>> begin Task material

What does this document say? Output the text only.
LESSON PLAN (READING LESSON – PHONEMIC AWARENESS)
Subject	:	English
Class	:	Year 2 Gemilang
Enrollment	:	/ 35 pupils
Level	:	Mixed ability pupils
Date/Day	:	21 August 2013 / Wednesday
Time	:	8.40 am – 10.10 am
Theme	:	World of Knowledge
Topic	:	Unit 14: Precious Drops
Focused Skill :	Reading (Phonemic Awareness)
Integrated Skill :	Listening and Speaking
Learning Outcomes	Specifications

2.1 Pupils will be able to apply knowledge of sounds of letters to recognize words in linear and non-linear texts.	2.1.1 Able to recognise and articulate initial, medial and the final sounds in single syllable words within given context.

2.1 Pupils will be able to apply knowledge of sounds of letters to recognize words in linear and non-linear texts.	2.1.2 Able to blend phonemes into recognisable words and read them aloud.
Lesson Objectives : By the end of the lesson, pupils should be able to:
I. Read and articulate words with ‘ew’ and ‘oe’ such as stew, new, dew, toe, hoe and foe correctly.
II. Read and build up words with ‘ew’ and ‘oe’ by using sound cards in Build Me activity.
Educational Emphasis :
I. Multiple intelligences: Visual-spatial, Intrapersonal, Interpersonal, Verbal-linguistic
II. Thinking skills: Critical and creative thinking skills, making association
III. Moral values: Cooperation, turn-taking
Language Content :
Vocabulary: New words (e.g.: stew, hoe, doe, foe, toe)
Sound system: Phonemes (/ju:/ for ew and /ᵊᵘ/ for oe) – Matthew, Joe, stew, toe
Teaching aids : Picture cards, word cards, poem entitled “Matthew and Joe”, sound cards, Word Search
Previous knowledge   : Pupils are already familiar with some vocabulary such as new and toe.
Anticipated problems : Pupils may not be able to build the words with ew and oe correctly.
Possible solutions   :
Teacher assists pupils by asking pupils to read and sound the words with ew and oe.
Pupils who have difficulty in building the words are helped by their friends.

>> end Task material

# Aim
Of all the lines in the data above, state how many include "stew". Say only the number.

# Exercise result
3